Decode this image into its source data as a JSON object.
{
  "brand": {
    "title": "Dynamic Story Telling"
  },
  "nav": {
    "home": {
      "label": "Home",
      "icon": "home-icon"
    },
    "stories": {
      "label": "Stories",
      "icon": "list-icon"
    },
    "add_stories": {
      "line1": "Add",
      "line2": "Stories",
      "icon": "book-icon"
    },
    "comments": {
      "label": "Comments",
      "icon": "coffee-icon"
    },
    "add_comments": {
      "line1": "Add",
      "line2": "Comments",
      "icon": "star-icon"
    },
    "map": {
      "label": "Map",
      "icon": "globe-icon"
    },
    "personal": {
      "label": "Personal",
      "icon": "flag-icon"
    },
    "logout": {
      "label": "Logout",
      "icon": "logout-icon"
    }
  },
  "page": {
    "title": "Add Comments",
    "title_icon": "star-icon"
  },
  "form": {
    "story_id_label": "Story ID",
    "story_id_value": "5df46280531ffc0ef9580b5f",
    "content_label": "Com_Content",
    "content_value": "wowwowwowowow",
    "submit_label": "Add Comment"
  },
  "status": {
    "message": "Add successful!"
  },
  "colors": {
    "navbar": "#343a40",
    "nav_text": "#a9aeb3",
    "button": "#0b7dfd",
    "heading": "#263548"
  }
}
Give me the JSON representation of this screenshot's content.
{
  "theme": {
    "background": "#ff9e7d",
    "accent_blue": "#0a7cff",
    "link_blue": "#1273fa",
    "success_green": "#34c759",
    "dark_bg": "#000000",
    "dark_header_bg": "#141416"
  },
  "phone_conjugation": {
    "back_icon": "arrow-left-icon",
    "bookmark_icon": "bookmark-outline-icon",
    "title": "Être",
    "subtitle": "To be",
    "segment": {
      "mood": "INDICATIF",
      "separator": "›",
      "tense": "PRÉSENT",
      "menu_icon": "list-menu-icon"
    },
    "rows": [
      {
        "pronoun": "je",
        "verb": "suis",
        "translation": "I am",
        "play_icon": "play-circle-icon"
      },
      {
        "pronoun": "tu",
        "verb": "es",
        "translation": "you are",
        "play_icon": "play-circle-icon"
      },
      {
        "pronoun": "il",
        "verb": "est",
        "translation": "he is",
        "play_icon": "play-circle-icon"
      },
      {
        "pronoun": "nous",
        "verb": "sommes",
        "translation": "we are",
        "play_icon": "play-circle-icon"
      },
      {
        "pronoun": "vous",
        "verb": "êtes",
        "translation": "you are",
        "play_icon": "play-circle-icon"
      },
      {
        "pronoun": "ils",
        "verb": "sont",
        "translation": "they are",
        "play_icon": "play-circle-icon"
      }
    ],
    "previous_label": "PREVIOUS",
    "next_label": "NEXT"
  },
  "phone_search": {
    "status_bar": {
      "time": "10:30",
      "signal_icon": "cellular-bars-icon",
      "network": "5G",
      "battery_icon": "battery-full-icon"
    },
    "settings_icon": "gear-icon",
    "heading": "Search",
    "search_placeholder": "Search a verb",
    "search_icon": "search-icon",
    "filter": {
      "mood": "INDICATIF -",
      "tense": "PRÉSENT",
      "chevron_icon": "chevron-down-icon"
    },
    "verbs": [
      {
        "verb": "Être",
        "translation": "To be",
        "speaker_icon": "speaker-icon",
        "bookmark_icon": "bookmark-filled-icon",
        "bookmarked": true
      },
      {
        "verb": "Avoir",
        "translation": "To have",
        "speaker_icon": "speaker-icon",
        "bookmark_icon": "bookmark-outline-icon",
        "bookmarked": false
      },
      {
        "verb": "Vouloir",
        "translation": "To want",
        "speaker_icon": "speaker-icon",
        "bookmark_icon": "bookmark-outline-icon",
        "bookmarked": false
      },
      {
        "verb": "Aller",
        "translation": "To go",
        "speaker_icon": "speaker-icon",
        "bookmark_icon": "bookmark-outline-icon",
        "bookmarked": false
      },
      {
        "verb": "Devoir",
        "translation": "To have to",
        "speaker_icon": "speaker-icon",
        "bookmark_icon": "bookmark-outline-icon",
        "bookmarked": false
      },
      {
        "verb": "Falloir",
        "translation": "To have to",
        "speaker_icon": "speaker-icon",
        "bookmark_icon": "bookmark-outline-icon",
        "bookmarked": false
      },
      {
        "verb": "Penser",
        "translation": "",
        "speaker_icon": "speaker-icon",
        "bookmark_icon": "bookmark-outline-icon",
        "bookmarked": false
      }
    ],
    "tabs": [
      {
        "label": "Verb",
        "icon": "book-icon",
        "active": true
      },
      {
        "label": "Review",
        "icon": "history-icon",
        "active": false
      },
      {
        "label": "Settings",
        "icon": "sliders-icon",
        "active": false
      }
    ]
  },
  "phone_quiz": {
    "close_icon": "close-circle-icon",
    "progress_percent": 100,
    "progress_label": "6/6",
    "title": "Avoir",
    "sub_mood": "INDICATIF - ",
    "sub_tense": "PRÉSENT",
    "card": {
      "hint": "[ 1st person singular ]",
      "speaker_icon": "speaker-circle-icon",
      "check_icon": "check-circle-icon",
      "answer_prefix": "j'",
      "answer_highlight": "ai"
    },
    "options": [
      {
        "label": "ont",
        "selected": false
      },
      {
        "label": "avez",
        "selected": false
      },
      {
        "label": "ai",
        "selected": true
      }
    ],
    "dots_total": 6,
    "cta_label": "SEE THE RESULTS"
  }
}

::::::::::

List all lines above in which the string "true" appears.

        "bookmarked": true
        "active": true
        "selected": true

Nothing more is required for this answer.